_Stated goal_
Spot each line in the records below where the word "Настройки" occurs, then copy it.
## start
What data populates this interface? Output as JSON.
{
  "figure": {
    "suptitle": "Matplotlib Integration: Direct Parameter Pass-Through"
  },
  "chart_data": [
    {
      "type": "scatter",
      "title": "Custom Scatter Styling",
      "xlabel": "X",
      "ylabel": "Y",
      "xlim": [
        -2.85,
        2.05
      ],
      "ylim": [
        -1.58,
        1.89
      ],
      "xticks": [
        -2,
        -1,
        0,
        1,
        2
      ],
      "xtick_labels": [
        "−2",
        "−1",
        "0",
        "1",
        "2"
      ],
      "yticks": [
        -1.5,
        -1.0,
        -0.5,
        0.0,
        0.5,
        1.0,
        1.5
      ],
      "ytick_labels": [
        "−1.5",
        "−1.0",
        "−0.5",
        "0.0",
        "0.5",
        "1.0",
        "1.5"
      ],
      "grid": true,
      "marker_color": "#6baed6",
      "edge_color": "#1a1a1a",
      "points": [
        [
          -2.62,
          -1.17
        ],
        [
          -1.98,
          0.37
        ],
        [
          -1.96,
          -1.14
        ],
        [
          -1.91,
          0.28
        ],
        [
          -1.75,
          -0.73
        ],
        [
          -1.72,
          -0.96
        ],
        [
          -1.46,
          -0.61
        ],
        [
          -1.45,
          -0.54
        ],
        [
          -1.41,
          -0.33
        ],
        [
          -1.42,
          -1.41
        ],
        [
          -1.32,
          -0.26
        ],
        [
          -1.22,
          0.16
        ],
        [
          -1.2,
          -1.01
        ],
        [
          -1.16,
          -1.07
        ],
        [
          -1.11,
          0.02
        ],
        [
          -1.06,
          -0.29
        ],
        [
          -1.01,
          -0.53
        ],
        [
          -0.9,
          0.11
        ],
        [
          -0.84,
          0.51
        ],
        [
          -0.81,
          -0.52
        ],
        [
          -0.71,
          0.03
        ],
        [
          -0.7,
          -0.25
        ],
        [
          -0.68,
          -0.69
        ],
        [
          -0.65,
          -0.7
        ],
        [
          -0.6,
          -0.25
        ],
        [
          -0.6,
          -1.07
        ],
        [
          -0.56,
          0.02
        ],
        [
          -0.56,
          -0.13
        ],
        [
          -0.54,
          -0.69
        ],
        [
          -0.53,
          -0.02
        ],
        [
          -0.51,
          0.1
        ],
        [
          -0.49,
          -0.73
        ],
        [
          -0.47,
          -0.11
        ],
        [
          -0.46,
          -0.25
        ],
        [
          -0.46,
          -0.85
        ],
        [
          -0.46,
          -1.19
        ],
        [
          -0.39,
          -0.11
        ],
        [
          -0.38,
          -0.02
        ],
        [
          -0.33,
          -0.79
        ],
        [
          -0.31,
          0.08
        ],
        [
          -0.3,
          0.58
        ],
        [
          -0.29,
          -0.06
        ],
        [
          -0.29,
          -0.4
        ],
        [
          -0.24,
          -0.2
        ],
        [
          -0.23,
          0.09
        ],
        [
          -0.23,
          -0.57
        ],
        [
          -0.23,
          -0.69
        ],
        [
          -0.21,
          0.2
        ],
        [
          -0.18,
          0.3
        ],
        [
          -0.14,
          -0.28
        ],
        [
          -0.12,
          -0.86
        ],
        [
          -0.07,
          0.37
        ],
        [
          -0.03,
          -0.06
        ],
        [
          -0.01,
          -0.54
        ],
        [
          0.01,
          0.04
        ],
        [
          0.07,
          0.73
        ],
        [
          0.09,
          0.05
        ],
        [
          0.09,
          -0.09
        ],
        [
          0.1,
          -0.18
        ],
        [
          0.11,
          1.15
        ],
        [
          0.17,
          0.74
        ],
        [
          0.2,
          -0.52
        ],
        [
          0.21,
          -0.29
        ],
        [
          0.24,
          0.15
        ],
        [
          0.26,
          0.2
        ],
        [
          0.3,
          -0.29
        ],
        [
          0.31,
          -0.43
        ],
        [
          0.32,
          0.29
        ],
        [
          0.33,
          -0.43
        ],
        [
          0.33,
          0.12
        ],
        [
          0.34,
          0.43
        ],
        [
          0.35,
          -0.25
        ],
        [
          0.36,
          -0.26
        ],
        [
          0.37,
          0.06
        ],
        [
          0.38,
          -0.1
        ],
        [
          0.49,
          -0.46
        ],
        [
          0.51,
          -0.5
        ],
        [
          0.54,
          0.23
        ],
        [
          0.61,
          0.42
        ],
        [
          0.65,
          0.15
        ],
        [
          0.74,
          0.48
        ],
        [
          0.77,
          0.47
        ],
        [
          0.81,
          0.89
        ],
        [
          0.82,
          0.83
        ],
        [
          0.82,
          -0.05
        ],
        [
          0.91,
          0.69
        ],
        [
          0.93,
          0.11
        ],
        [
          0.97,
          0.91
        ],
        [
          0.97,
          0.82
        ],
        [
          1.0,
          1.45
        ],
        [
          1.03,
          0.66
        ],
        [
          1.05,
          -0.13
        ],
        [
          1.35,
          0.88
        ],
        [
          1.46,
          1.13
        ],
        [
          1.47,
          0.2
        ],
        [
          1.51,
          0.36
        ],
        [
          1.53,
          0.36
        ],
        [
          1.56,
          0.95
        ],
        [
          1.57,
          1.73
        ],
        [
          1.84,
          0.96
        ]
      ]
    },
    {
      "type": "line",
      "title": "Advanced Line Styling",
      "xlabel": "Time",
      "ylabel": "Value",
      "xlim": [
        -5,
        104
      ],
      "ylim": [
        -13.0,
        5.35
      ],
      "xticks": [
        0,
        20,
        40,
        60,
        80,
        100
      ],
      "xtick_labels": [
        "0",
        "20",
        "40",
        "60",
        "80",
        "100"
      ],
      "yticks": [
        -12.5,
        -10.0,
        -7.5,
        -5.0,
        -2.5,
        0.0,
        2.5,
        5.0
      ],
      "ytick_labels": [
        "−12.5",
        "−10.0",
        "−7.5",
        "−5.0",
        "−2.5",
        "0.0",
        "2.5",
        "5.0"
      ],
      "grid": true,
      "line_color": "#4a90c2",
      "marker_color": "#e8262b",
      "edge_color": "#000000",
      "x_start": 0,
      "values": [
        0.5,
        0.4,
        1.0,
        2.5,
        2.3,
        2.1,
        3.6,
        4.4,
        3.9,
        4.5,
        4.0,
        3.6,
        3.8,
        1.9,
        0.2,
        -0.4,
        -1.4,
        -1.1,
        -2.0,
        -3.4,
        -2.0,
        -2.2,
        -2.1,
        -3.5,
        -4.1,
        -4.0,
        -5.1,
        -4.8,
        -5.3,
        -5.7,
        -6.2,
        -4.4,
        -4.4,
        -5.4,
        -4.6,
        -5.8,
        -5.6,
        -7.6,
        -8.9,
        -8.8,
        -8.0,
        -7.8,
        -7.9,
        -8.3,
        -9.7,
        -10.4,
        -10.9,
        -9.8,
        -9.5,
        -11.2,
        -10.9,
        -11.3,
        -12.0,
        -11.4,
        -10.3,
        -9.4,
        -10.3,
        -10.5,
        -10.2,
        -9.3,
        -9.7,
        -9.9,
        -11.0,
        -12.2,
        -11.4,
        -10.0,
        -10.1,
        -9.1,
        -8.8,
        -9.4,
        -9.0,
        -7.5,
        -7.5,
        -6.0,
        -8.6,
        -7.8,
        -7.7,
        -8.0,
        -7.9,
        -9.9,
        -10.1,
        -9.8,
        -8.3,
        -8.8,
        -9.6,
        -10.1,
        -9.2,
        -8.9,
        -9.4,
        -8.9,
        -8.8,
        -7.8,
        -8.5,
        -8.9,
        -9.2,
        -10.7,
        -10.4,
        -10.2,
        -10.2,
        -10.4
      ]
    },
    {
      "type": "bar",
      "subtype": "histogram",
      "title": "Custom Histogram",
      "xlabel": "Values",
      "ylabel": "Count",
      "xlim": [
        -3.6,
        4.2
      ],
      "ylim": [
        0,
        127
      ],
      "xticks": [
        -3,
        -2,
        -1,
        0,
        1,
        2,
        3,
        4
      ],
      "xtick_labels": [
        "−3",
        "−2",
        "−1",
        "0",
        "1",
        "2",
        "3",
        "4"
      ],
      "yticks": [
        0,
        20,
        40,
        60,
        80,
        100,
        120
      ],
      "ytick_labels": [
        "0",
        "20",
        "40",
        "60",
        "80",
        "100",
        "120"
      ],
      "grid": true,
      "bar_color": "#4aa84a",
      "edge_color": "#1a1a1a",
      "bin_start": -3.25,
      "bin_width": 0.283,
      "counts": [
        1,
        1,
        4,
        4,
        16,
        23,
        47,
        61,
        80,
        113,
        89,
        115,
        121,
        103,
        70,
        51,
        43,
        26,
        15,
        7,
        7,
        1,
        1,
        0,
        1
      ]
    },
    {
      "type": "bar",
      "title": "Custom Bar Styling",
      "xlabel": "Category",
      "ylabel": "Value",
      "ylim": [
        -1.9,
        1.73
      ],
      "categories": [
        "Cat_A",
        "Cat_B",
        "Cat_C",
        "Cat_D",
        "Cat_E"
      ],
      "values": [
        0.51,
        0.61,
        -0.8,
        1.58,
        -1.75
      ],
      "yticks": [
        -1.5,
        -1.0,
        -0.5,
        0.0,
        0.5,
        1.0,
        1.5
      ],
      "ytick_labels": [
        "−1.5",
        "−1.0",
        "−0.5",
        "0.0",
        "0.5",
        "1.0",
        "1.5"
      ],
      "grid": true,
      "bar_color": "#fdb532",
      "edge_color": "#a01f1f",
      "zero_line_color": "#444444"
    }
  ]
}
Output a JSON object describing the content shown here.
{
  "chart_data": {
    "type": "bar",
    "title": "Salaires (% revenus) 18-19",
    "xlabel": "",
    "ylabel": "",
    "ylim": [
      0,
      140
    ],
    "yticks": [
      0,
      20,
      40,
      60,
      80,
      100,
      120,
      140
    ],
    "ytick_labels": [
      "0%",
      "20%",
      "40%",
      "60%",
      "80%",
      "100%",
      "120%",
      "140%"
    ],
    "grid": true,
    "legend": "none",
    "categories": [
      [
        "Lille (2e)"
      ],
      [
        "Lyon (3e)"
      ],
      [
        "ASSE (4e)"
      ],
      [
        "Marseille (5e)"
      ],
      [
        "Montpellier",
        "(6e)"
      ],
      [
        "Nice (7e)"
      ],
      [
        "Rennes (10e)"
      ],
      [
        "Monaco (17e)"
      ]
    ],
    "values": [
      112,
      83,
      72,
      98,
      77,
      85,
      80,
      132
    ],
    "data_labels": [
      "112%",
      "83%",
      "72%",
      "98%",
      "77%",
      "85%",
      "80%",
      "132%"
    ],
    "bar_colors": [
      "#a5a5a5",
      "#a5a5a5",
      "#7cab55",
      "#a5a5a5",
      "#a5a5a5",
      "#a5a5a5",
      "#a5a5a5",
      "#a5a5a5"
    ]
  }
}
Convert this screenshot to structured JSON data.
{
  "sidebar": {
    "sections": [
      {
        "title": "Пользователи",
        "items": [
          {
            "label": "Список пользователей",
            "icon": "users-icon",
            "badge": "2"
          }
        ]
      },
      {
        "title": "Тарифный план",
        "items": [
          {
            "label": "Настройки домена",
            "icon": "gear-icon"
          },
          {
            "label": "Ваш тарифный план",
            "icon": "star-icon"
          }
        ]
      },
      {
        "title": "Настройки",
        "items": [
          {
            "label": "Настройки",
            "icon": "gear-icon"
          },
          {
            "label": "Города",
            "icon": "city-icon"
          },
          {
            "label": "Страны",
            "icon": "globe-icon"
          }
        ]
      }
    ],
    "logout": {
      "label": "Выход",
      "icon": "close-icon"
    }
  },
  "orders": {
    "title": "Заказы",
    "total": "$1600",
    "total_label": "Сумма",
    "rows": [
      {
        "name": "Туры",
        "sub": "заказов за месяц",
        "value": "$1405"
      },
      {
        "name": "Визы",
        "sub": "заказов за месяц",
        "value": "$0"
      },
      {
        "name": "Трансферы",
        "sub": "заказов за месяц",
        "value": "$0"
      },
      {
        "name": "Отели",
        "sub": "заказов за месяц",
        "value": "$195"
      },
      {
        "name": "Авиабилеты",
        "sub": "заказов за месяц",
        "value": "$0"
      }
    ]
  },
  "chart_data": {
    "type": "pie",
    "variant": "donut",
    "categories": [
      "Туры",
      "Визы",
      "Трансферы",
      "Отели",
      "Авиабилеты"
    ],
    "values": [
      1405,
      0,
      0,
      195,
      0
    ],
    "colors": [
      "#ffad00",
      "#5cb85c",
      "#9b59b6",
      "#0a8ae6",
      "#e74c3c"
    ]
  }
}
## end
_Final result_
            "label": "Настройки домена",
        "title": "Настройки",
            "label": "Настройки",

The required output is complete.